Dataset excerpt

──────

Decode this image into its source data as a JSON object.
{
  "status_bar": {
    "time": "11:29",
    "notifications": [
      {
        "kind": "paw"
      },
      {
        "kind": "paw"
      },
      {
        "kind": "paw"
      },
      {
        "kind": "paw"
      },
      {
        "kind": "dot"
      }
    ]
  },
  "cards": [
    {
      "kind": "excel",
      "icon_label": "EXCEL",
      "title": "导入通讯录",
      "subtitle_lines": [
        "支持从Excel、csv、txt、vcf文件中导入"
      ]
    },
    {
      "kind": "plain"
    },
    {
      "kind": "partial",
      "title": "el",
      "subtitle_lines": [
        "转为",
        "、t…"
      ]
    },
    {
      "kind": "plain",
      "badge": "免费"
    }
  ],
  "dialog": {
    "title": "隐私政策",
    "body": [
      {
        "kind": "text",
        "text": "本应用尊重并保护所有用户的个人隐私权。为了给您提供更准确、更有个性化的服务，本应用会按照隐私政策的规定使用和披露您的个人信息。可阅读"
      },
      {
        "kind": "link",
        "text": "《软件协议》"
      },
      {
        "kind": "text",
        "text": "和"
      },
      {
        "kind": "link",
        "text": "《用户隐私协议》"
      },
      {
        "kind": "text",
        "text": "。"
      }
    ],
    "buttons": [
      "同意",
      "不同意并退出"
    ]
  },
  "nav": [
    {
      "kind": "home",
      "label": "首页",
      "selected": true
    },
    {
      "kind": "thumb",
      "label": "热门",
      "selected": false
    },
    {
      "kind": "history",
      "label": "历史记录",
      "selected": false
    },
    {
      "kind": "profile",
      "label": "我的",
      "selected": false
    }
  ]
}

──────

EXERCISE DIRECTIONS | Reproduce each entry exactly, leaving out nothing.

RESULT BELOW |
Decode this image into its source data as a JSON object.
{
  "status_bar": {
    "time": "11:29",
    "notifications": [
      {
        "kind": "paw"
      },
      {
        "kind": "paw"
      },
      {
        "kind": "paw"
      },
      {
        "kind": "paw"
      },
      {
        "kind": "dot"
      }
    ]
  },
  "cards": [
    {
      "kind": "excel",
      "icon_label": "EXCEL",
      "title": "导入通讯录",
      "subtitle_lines": [
        "支持从Excel、csv、txt、vcf文件中导入"
      ]
    },
    {
      "kind": "plain"
    },
    {
      "kind": "partial",
      "title": "el",
      "subtitle_lines": [
        "转为",
        "、t…"
      ]
    },
    {
      "kind": "plain",
      "badge": "免费"
    }
  ],
  "dialog": {
    "title": "隐私政策",
    "body": [
      {
        "kind": "text",
        "text": "本应用尊重并保护所有用户的个人隐私权。为了给您提供更准确、更有个性化的服务，本应用会按照隐私政策的规定使用和披露您的个人信息。可阅读"
      },
      {
        "kind": "link",
        "text": "《软件协议》"
      },
      {
        "kind": "text",
        "text": "和"
      },
      {
        "kind": "link",
        "text": "《用户隐私协议》"
      },
      {
        "kind": "text",
        "text": "。"
      }
    ],
    "buttons": [
      "同意",
      "不同意并退出"
    ]
  },
  "nav": [
    {
      "kind": "home",
      "label": "首页",
      "selected": true
    },
    {
      "kind": "thumb",
      "label": "热门",
      "selected": false
    },
    {
      "kind": "history",
      "label": "历史记录",
      "selected": false
    },
    {
      "kind": "profile",
      "label": "我的",
      "selected": false
    }
  ]
}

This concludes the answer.